_Instructions to follow:_
Return each entry exactly, with none missing.

— Start Records supplied —

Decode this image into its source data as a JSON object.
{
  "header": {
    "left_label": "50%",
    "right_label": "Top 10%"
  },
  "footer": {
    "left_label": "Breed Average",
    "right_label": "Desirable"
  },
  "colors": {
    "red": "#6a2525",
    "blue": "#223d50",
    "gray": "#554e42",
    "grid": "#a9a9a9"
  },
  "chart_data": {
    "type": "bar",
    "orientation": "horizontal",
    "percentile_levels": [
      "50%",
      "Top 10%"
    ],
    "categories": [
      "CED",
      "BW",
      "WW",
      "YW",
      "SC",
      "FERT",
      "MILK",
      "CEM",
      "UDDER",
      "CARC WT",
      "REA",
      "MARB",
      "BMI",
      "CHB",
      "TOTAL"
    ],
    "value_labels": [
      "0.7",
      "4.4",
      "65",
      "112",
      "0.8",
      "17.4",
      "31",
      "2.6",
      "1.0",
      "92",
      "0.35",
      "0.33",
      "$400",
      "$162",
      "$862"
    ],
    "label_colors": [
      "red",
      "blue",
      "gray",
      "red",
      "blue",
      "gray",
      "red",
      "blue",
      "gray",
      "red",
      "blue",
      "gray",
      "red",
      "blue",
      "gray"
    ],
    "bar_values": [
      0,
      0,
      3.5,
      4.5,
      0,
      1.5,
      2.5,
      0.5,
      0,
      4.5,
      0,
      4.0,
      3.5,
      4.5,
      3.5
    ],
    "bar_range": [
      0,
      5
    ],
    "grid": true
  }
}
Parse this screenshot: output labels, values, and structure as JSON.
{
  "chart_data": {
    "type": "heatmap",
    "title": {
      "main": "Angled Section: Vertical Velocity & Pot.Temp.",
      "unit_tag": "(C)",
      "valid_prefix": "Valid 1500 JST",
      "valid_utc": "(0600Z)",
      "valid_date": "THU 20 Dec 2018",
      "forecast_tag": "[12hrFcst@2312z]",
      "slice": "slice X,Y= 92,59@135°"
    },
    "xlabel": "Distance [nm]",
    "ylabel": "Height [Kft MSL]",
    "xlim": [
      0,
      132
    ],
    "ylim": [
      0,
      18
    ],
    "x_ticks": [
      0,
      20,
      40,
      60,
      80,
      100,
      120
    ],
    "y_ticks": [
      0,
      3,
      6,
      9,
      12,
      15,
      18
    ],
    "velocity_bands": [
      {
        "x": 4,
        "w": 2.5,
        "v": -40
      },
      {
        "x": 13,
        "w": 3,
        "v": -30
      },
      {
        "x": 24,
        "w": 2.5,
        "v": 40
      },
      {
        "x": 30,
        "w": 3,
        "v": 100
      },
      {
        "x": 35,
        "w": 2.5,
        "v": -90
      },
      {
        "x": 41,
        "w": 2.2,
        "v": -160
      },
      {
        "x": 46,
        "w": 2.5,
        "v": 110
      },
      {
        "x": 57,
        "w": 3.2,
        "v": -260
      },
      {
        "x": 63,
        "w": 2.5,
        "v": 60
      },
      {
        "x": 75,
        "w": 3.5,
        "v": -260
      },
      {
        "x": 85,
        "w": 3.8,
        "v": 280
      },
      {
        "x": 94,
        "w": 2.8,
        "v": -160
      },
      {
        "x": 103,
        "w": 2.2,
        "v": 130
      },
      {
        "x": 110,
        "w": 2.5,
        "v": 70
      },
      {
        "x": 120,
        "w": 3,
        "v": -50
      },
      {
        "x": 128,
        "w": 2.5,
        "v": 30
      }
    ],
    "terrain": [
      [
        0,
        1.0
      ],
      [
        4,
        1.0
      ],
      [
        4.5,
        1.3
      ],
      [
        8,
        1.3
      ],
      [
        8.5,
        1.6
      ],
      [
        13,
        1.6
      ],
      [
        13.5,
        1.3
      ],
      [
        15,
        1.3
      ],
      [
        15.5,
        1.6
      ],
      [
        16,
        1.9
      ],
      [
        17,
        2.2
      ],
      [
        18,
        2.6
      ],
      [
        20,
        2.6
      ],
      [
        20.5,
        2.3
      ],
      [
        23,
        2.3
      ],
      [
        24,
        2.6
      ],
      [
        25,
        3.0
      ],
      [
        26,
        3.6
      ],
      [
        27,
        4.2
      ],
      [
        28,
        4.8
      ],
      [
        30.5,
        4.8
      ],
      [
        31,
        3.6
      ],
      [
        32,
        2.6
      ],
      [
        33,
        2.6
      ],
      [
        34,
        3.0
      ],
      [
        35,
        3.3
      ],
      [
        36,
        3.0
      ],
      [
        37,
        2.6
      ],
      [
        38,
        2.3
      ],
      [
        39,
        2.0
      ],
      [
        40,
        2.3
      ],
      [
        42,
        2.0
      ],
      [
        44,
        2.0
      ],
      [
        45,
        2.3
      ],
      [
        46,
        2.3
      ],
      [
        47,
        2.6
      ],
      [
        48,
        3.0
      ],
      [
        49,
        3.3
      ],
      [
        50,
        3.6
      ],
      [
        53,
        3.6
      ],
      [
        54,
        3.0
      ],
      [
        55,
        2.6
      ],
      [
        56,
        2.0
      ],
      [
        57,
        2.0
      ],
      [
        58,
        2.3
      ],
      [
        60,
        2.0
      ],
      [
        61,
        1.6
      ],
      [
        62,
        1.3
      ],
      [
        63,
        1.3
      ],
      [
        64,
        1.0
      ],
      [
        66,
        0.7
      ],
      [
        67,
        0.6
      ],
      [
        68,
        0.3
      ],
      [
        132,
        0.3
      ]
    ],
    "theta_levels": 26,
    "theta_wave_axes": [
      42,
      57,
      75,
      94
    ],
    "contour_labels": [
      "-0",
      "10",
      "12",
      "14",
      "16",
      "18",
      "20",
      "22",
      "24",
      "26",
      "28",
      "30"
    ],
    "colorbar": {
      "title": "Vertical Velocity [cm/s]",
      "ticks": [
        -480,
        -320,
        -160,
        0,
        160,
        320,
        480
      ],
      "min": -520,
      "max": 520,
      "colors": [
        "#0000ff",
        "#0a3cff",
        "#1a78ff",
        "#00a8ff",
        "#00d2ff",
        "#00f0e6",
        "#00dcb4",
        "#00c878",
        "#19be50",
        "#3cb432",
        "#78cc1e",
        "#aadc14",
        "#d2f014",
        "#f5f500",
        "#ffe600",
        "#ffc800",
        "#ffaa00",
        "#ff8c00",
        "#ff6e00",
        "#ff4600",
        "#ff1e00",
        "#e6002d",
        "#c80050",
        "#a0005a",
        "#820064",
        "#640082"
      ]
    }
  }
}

— End Records supplied —

_The answer:_
Decode this image into its source data as a JSON object.
{
  "header": {
    "left_label": "50%",
    "right_label": "Top 10%"
  },
  "footer": {
    "left_label": "Breed Average",
    "right_label": "Desirable"
  },
  "colors": {
    "red": "#6a2525",
    "blue": "#223d50",
    "gray": "#554e42",
    "grid": "#a9a9a9"
  },
  "chart_data": {
    "type": "bar",
    "orientation": "horizontal",
    "percentile_levels": [
      "50%",
      "Top 10%"
    ],
    "categories": [
      "CED",
      "BW",
      "WW",
      "YW",
      "SC",
      "FERT",
      "MILK",
      "CEM",
      "UDDER",
      "CARC WT",
      "REA",
      "MARB",
      "BMI",
      "CHB",
      "TOTAL"
    ],
    "value_labels": [
      "0.7",
      "4.4",
      "65",
      "112",
      "0.8",
      "17.4",
      "31",
      "2.6",
      "1.0",
      "92",
      "0.35",
      "0.33",
      "$400",
      "$162",
      "$862"
    ],
    "label_colors": [
      "red",
      "blue",
      "gray",
      "red",
      "blue",
      "gray",
      "red",
      "blue",
      "gray",
      "red",
      "blue",
      "gray",
      "red",
      "blue",
      "gray"
    ],
    "bar_values": [
      0,
      0,
      3.5,
      4.5,
      0,
      1.5,
      2.5,
      0.5,
      0,
      4.5,
      0,
      4.0,
      3.5,
      4.5,
      3.5
    ],
    "bar_range": [
      0,
      5
    ],
    "grid": true
  }
}
Parse this screenshot: output labels, values, and structure as JSON.
{
  "chart_data": {
    "type": "heatmap",
    "title": {
      "main": "Angled Section: Vertical Velocity & Pot.Temp.",
      "unit_tag": "(C)",
      "valid_prefix": "Valid 1500 JST",
      "valid_utc": "(0600Z)",
      "valid_date": "THU 20 Dec 2018",
      "forecast_tag": "[12hrFcst@2312z]",
      "slice": "slice X,Y= 92,59@135°"
    },
    "xlabel": "Distance [nm]",
    "ylabel": "Height [Kft MSL]",
    "xlim": [
      0,
      132
    ],
    "ylim": [
      0,
      18
    ],
    "x_ticks": [
      0,
      20,
      40,
      60,
      80,
      100,
      120
    ],
    "y_ticks": [
      0,
      3,
      6,
      9,
      12,
      15,
      18
    ],
    "velocity_bands": [
      {
        "x": 4,
        "w": 2.5,
        "v": -40
      },
      {
        "x": 13,
        "w": 3,
        "v": -30
      },
      {
        "x": 24,
        "w": 2.5,
        "v": 40
      },
      {
        "x": 30,
        "w": 3,
        "v": 100
      },
      {
        "x": 35,
        "w": 2.5,
        "v": -90
      },
      {
        "x": 41,
        "w": 2.2,
        "v": -160
      },
      {
        "x": 46,
        "w": 2.5,
        "v": 110
      },
      {
        "x": 57,
        "w": 3.2,
        "v": -260
      },
      {
        "x": 63,
        "w": 2.5,
        "v": 60
      },
      {
        "x": 75,
        "w": 3.5,
        "v": -260
      },
      {
        "x": 85,
        "w": 3.8,
        "v": 280
      },
      {
        "x": 94,
        "w": 2.8,
        "v": -160
      },
      {
        "x": 103,
        "w": 2.2,
        "v": 130
      },
      {
        "x": 110,
        "w": 2.5,
        "v": 70
      },
      {
        "x": 120,
        "w": 3,
        "v": -50
      },
      {
        "x": 128,
        "w": 2.5,
        "v": 30
      }
    ],
    "terrain": [
      [
        0,
        1.0
      ],
      [
        4,
        1.0
      ],
      [
        4.5,
        1.3
      ],
      [
        8,
        1.3
      ],
      [
        8.5,
        1.6
      ],
      [
        13,
        1.6
      ],
      [
        13.5,
        1.3
      ],
      [
        15,
        1.3
      ],
      [
        15.5,
        1.6
      ],
      [
        16,
        1.9
      ],
      [
        17,
        2.2
      ],
      [
        18,
        2.6
      ],
      [
        20,
        2.6
      ],
      [
        20.5,
        2.3
      ],
      [
        23,
        2.3
      ],
      [
        24,
        2.6
      ],
      [
        25,
        3.0
      ],
      [
        26,
        3.6
      ],
      [
        27,
        4.2
      ],
      [
        28,
        4.8
      ],
      [
        30.5,
        4.8
      ],
      [
        31,
        3.6
      ],
      [
        32,
        2.6
      ],
      [
        33,
        2.6
      ],
      [
        34,
        3.0
      ],
      [
        35,
        3.3
      ],
      [
        36,
        3.0
      ],
      [
        37,
        2.6
      ],
      [
        38,
        2.3
      ],
      [
        39,
        2.0
      ],
      [
        40,
        2.3
      ],
      [
        42,
        2.0
      ],
      [
        44,
        2.0
      ],
      [
        45,
        2.3
      ],
      [
        46,
        2.3
      ],
      [
        47,
        2.6
      ],
      [
        48,
        3.0
      ],
      [
        49,
        3.3
      ],
      [
        50,
        3.6
      ],
      [
        53,
        3.6
      ],
      [
        54,
        3.0
      ],
      [
        55,
        2.6
      ],
      [
        56,
        2.0
      ],
      [
        57,
        2.0
      ],
      [
        58,
        2.3
      ],
      [
        60,
        2.0
      ],
      [
        61,
        1.6
      ],
      [
        62,
        1.3
      ],
      [
        63,
        1.3
      ],
      [
        64,
        1.0
      ],
      [
        66,
        0.7
      ],
      [
        67,
        0.6
      ],
      [
        68,
        0.3
      ],
      [
        132,
        0.3
      ]
    ],
    "theta_levels": 26,
    "theta_wave_axes": [
      42,
      57,
      75,
      94
    ],
    "contour_labels": [
      "-0",
      "10",
      "12",
      "14",
      "16",
      "18",
      "20",
      "22",
      "24",
      "26",
      "28",
      "30"
    ],
    "colorbar": {
      "title": "Vertical Velocity [cm/s]",
      "ticks": [
        -480,
        -320,
        -160,
        0,
        160,
        320,
        480
      ],
      "min": -520,
      "max": 520,
      "colors": [
        "#0000ff",
        "#0a3cff",
        "#1a78ff",
        "#00a8ff",
        "#00d2ff",
        "#00f0e6",
        "#00dcb4",
        "#00c878",
        "#19be50",
        "#3cb432",
        "#78cc1e",
        "#aadc14",
        "#d2f014",
        "#f5f500",
        "#ffe600",
        "#ffc800",
        "#ffaa00",
        "#ff8c00",
        "#ff6e00",
        "#ff4600",
        "#ff1e00",
        "#e6002d",
        "#c80050",
        "#a0005a",
        "#820064",
        "#640082"
      ]
    }
  }
}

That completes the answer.